• **GIVEN EXERCISE**
Report every line below that holds the word "sublabel".

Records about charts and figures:
>> Begin

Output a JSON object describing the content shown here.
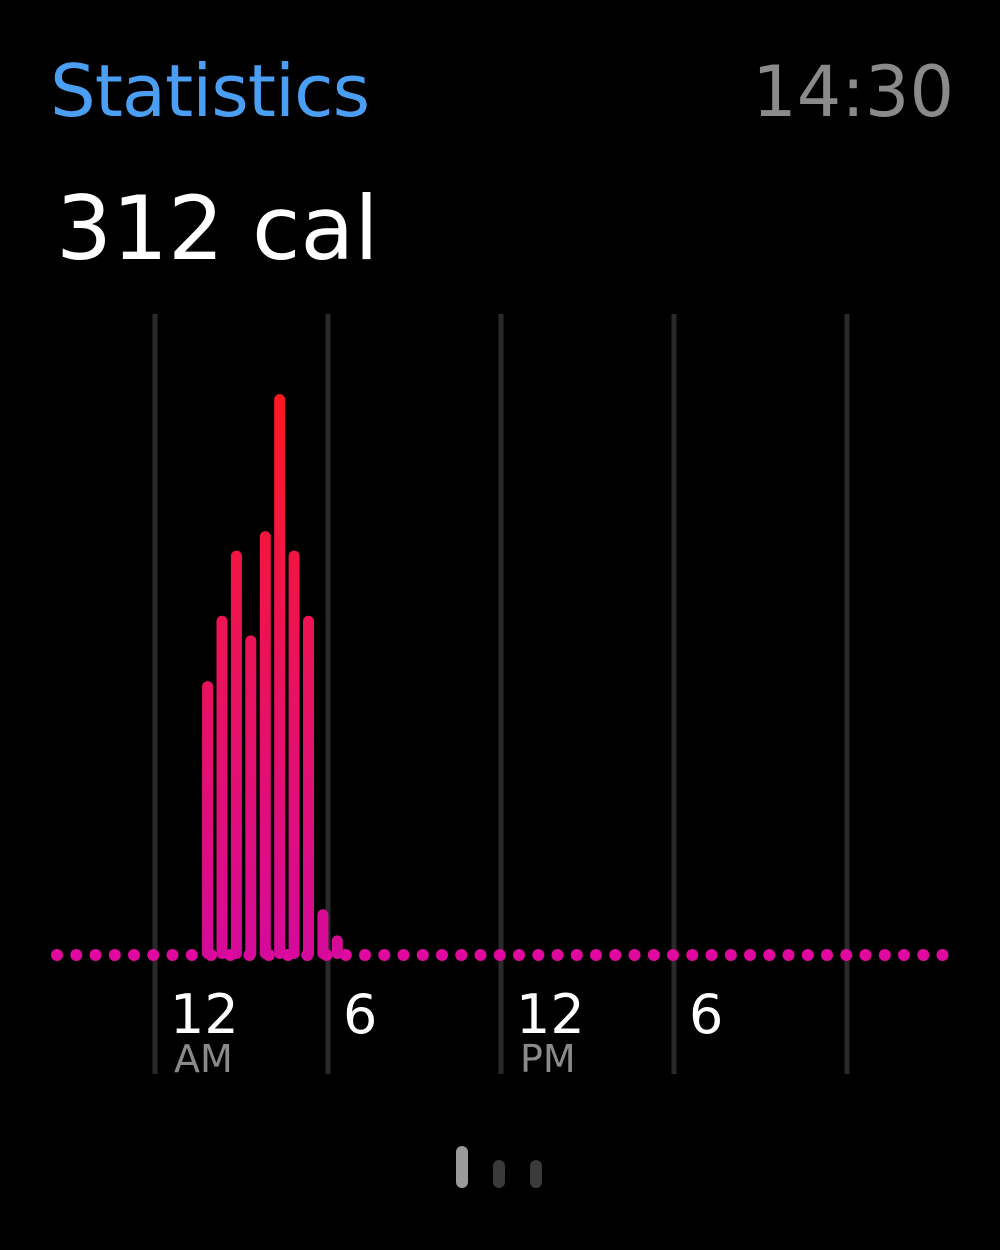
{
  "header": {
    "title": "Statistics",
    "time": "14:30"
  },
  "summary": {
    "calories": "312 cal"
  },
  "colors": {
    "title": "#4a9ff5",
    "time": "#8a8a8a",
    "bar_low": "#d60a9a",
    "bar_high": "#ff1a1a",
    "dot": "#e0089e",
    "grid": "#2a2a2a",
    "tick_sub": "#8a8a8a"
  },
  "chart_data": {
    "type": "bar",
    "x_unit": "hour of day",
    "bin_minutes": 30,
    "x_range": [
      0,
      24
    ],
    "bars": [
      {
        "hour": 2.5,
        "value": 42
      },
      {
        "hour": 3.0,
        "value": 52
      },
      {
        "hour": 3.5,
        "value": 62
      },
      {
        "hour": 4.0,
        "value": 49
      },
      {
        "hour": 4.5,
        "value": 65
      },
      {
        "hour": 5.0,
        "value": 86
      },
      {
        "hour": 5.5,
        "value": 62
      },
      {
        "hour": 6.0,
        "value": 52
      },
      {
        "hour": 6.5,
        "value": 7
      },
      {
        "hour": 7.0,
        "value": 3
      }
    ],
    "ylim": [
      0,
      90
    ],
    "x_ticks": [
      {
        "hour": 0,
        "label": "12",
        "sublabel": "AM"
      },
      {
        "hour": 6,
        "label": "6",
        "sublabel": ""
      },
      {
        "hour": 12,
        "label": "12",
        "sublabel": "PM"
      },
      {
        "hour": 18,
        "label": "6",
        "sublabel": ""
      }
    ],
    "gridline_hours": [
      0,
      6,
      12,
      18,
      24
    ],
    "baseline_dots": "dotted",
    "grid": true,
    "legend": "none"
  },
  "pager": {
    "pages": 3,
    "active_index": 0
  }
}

>> End
>> Begin

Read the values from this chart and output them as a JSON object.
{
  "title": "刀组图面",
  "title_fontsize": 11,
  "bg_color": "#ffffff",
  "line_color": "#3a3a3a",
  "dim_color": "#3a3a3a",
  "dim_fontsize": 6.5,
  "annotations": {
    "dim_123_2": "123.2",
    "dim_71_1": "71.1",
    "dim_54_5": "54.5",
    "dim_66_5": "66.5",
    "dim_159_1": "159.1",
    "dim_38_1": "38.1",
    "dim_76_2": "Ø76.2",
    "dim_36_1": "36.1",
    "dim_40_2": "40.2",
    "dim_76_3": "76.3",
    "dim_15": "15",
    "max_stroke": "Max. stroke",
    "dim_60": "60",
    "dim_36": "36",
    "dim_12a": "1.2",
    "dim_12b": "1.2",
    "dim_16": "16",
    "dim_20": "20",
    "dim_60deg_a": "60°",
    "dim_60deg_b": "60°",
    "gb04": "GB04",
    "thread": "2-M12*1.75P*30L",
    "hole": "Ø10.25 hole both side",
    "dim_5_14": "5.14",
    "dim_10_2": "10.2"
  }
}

>> End

• **ANSWER TO THE PROBLEM**
        "sublabel": "AM"
        "sublabel": ""
        "sublabel": "PM"
        "sublabel": ""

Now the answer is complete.